***** Data supplied *****

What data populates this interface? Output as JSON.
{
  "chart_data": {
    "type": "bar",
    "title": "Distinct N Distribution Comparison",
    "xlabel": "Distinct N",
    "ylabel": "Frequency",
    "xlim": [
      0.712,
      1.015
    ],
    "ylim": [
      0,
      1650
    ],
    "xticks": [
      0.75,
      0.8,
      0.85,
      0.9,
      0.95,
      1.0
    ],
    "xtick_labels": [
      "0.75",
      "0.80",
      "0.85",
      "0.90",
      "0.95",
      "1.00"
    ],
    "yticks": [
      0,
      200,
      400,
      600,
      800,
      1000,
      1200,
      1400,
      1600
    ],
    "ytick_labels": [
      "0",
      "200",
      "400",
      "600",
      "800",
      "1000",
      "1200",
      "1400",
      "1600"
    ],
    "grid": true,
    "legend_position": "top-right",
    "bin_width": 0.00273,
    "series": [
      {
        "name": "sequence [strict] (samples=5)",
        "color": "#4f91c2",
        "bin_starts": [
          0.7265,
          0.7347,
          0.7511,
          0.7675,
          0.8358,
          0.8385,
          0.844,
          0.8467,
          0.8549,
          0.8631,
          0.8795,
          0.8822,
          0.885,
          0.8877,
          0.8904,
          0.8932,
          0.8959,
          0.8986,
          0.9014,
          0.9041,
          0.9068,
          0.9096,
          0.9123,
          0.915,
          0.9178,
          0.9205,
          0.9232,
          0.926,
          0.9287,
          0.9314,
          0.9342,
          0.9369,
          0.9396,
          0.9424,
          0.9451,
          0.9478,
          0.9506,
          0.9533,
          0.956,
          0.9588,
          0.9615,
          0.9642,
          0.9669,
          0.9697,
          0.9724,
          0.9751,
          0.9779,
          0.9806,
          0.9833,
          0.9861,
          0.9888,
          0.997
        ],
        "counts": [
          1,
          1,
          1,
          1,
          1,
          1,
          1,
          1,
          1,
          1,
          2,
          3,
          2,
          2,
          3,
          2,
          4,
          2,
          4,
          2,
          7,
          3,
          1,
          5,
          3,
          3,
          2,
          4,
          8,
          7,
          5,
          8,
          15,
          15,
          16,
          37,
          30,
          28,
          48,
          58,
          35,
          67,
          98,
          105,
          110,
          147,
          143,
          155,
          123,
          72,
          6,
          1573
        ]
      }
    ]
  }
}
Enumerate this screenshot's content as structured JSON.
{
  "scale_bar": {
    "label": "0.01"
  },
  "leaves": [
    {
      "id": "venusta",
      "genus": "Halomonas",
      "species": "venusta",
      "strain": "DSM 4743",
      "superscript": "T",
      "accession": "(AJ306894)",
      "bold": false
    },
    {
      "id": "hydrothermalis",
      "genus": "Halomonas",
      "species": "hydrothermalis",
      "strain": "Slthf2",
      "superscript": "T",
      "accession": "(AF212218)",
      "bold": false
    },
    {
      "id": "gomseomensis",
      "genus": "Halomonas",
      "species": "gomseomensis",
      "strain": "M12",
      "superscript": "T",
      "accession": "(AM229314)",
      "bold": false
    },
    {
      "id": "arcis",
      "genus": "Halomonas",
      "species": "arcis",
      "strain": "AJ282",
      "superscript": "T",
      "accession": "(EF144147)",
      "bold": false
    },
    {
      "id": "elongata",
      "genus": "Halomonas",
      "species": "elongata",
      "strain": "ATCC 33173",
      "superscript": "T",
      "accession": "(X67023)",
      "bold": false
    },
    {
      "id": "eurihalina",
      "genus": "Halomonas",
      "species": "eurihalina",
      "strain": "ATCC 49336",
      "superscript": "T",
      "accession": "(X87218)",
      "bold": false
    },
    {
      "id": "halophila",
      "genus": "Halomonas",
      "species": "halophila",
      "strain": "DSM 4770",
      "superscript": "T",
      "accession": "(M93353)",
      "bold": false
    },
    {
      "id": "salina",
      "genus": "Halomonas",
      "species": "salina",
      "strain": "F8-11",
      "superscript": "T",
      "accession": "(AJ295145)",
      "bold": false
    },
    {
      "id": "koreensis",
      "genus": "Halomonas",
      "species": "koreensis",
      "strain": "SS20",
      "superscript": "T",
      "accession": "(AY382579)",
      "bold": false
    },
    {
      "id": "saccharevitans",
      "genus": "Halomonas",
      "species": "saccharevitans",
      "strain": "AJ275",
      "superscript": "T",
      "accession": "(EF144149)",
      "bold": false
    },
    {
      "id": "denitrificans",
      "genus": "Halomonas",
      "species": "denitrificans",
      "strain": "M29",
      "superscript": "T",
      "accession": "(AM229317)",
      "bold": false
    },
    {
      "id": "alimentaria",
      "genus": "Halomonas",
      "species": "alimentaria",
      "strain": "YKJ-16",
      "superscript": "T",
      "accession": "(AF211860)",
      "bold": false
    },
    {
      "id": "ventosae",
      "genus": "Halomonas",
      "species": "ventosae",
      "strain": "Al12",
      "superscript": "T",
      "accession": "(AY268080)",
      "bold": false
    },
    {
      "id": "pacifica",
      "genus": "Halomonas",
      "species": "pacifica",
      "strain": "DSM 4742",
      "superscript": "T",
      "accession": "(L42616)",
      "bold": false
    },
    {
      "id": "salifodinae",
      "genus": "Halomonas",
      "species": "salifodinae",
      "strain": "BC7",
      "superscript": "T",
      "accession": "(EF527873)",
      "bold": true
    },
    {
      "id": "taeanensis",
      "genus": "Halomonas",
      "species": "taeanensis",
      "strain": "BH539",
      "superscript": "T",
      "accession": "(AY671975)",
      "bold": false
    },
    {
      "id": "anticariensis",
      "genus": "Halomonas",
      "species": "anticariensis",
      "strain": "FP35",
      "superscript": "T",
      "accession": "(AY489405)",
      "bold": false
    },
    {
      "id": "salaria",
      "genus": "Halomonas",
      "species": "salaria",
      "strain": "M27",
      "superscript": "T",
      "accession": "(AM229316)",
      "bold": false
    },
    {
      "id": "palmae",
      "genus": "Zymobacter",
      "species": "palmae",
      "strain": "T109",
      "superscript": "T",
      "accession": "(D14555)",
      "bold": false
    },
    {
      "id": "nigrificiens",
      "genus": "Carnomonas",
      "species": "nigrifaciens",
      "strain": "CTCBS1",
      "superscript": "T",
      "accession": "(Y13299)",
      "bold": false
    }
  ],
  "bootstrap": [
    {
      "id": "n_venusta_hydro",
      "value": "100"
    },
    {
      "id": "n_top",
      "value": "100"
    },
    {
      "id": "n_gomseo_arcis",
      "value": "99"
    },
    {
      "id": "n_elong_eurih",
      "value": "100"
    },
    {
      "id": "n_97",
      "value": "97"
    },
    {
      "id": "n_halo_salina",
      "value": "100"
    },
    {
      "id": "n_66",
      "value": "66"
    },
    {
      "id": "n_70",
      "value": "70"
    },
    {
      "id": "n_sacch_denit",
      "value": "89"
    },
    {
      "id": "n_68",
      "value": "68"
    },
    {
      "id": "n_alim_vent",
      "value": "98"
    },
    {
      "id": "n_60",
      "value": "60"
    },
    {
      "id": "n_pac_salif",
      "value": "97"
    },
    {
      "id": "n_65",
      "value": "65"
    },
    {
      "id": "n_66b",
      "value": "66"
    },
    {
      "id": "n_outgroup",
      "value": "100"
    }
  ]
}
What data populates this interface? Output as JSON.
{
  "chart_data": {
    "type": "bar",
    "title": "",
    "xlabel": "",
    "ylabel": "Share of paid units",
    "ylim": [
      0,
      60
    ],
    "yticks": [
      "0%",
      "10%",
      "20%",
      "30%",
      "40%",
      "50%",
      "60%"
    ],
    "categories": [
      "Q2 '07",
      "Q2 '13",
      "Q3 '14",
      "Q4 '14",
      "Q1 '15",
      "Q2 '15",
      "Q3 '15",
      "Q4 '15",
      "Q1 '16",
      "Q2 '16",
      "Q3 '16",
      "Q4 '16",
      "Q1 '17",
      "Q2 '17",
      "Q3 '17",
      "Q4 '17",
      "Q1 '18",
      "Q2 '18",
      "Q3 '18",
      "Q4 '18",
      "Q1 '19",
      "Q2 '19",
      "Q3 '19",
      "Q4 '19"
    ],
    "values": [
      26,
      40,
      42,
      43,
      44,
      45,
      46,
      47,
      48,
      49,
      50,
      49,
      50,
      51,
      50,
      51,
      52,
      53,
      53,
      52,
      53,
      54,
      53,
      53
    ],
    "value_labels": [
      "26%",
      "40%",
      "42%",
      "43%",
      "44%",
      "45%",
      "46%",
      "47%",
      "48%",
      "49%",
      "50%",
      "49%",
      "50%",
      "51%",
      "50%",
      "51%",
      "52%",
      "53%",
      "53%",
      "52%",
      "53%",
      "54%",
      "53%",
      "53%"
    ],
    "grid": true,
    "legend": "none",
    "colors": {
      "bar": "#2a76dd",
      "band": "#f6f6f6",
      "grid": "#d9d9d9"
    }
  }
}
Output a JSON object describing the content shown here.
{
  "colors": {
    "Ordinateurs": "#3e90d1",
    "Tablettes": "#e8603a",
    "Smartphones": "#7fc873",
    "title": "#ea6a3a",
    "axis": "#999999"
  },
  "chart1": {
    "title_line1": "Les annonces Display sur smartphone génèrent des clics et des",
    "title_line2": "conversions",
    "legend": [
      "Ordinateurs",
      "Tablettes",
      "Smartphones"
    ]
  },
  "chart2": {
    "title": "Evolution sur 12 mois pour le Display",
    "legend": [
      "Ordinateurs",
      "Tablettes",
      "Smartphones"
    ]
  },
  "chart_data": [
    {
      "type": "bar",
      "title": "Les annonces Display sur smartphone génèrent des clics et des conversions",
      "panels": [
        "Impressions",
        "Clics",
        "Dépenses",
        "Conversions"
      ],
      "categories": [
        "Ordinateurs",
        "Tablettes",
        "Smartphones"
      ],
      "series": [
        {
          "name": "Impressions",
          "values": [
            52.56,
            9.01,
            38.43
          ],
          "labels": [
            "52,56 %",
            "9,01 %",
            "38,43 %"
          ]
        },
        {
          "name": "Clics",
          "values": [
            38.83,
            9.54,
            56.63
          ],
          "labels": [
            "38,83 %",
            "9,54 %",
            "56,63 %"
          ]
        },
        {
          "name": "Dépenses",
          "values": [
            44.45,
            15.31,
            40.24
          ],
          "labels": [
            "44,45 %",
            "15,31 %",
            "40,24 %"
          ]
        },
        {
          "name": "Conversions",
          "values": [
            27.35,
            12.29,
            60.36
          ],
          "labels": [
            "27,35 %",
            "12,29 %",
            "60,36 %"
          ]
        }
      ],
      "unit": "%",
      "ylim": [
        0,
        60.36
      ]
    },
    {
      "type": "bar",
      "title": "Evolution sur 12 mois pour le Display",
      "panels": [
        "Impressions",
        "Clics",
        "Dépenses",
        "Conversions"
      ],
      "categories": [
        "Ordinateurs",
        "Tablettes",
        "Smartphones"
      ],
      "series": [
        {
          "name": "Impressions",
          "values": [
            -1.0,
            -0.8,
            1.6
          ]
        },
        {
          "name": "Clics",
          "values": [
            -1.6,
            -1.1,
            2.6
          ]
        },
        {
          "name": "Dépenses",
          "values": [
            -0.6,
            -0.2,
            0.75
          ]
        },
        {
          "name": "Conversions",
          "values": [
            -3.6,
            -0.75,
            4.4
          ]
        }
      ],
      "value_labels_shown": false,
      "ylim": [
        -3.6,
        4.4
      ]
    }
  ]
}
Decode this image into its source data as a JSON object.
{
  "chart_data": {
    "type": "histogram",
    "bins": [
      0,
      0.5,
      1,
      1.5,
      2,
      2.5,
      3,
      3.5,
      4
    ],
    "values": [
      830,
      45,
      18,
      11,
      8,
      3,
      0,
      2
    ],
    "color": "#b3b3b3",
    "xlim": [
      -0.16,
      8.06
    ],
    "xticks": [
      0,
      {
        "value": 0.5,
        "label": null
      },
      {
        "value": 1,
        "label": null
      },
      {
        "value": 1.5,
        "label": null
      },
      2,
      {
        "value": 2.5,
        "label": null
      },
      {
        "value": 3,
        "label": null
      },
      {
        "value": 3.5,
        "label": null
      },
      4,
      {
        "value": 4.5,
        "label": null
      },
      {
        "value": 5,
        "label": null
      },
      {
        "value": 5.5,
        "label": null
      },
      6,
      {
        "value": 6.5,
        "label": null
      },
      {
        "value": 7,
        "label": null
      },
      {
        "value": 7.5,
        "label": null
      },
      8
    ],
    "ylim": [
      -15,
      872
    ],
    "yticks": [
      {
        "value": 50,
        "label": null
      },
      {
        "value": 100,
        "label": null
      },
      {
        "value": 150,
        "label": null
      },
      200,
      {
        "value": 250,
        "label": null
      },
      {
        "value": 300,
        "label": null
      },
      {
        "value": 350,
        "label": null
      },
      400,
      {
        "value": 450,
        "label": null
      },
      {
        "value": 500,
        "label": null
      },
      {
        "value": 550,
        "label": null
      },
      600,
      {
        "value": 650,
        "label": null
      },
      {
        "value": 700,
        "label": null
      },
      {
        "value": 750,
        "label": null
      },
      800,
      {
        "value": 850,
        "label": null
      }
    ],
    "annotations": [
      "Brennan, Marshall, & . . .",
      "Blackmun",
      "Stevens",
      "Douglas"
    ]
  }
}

*****

**Problem details**
Scan the data for the word "ylabel" and copy every line where it shows up.

**Exercise response**
    "ylabel": "Frequency",
    "ylabel": "Share of paid units",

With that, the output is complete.